## START Data for the task

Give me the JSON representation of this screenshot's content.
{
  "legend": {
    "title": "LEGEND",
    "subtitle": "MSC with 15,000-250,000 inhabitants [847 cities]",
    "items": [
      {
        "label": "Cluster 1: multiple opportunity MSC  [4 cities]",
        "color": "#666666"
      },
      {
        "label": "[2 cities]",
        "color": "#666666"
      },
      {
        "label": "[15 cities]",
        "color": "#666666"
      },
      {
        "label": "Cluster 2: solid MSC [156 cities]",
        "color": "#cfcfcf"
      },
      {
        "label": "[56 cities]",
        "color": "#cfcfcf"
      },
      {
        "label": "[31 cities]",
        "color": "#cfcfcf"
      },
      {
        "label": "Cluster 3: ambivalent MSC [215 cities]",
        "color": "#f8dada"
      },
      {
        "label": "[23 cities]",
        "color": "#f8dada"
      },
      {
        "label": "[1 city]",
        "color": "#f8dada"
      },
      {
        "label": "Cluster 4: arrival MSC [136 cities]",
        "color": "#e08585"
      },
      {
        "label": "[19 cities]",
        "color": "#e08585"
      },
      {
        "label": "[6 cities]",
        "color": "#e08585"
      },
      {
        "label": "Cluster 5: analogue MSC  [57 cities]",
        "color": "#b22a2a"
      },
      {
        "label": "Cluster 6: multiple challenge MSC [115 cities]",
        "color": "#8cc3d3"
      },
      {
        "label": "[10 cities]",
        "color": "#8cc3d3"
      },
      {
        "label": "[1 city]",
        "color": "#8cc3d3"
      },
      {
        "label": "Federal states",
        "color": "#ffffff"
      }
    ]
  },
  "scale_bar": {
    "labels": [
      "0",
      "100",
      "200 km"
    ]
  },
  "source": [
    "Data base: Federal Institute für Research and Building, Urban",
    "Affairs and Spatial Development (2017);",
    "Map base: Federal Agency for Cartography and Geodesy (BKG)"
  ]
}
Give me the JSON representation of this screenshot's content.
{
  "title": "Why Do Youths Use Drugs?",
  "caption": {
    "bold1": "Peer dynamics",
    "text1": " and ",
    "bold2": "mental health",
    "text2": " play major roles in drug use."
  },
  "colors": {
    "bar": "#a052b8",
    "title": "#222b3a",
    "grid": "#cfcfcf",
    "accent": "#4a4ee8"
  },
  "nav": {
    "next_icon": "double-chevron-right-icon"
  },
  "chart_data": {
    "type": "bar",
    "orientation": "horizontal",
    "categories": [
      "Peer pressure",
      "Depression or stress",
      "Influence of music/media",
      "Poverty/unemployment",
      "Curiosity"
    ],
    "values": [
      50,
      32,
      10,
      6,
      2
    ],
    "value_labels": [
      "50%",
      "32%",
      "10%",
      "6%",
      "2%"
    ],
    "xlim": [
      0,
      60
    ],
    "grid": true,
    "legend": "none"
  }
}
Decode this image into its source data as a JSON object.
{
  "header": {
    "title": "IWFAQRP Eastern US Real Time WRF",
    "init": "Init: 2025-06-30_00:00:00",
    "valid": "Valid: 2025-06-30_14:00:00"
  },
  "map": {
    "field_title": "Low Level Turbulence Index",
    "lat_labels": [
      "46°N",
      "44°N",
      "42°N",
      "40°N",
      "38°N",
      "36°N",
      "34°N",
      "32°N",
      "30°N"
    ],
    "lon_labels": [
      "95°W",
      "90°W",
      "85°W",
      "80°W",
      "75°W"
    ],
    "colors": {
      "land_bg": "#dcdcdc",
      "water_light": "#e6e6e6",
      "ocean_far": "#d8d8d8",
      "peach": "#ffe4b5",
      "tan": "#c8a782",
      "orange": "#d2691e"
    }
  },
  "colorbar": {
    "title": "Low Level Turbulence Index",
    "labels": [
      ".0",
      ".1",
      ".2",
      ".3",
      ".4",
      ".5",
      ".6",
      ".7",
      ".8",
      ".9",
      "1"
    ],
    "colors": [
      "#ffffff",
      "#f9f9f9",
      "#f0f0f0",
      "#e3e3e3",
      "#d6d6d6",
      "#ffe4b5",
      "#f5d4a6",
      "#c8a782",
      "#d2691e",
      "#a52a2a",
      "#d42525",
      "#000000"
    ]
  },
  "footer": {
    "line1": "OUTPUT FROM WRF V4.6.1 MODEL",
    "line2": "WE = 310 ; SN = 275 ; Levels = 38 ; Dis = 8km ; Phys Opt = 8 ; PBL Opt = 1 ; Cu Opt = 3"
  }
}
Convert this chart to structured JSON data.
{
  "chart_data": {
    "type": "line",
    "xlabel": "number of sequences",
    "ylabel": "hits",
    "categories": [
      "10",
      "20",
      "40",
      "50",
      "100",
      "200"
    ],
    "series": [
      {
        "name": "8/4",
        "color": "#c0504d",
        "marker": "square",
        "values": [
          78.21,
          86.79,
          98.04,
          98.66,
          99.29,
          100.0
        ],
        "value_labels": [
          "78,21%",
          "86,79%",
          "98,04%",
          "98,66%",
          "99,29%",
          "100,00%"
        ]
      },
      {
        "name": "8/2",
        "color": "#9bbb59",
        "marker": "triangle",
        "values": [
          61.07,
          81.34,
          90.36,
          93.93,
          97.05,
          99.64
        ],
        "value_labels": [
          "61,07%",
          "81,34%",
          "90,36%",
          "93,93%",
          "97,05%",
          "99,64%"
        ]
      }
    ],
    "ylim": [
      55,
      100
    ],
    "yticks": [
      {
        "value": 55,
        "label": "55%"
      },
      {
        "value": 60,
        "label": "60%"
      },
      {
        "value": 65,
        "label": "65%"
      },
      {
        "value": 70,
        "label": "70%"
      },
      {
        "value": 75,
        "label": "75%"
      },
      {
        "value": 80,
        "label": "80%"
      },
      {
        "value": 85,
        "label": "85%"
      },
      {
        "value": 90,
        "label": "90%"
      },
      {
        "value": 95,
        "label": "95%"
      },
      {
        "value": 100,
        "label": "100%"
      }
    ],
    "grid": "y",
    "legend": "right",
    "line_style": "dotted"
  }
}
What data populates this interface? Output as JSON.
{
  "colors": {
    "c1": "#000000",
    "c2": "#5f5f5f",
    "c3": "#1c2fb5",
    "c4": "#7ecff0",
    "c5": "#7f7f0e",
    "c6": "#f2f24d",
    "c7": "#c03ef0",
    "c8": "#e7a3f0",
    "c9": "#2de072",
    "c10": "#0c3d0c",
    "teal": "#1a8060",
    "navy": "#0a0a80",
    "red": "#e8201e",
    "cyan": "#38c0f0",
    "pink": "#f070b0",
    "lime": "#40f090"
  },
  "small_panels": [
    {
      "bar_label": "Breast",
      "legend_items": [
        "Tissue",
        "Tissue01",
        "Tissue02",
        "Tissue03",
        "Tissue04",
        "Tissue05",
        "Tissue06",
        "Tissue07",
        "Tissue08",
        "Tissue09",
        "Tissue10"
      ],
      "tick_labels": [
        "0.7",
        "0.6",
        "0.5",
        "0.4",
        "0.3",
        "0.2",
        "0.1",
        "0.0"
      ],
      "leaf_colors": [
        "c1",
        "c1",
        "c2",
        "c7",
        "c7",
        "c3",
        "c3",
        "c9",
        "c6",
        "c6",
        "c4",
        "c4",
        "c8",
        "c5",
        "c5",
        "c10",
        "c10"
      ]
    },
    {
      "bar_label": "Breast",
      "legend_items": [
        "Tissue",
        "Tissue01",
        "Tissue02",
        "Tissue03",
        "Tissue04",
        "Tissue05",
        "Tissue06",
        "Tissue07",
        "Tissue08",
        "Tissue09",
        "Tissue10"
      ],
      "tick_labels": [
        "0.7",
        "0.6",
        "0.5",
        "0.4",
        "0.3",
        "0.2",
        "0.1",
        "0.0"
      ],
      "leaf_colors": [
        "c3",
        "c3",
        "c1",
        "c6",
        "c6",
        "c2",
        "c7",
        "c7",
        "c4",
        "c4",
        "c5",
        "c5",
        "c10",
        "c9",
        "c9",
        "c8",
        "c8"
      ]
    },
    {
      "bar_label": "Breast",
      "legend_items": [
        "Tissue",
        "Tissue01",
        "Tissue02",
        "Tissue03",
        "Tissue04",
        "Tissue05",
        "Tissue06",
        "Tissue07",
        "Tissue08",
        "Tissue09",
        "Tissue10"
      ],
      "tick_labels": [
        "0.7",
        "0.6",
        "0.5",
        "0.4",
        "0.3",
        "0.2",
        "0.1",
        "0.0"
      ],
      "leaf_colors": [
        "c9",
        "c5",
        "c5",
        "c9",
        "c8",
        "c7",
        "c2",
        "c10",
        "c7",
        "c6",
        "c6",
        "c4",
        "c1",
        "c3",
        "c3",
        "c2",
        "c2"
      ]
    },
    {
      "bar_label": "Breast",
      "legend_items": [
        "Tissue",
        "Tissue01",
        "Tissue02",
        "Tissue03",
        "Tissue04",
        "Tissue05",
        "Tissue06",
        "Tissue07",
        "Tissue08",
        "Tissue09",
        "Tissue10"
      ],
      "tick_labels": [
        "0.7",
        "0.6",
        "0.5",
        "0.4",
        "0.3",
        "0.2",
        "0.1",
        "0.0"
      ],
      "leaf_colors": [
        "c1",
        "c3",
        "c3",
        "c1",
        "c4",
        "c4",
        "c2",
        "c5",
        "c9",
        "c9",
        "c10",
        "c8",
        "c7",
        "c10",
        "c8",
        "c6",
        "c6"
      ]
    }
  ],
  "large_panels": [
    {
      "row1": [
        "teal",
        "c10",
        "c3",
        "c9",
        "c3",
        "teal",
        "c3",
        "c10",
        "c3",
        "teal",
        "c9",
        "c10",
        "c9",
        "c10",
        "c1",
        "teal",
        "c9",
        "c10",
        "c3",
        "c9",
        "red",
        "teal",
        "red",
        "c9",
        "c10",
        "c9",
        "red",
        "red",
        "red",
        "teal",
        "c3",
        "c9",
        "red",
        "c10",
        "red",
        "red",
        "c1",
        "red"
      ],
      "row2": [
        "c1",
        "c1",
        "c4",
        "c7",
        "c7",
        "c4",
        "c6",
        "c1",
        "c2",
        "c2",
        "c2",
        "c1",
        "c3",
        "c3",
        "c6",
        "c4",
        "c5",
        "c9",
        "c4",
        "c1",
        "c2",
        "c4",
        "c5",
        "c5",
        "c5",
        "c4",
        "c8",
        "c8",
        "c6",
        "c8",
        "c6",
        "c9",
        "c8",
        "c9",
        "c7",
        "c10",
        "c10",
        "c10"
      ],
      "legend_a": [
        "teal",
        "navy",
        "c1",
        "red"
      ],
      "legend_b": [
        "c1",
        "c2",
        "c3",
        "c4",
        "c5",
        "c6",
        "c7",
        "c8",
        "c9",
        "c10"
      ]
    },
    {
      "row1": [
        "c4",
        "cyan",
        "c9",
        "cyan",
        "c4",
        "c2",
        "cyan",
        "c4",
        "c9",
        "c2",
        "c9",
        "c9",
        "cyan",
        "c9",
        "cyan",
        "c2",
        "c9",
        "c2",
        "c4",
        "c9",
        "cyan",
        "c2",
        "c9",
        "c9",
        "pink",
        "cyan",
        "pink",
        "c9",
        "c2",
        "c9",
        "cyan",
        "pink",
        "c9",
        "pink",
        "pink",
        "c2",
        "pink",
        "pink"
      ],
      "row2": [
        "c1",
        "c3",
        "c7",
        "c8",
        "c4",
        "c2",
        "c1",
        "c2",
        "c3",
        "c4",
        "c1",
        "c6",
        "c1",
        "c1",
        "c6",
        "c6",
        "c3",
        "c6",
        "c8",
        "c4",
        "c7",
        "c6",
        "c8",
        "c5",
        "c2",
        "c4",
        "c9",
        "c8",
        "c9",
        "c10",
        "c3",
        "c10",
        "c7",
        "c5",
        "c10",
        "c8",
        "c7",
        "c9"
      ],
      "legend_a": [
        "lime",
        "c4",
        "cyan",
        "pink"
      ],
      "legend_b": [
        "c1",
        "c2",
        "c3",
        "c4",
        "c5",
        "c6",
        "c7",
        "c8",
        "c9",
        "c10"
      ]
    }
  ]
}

## END Data for the task

◆ Exercise description:
Report the number of lines in the listing that include the string "Index"; give nothing but the number.

◆ Answer for the task:
2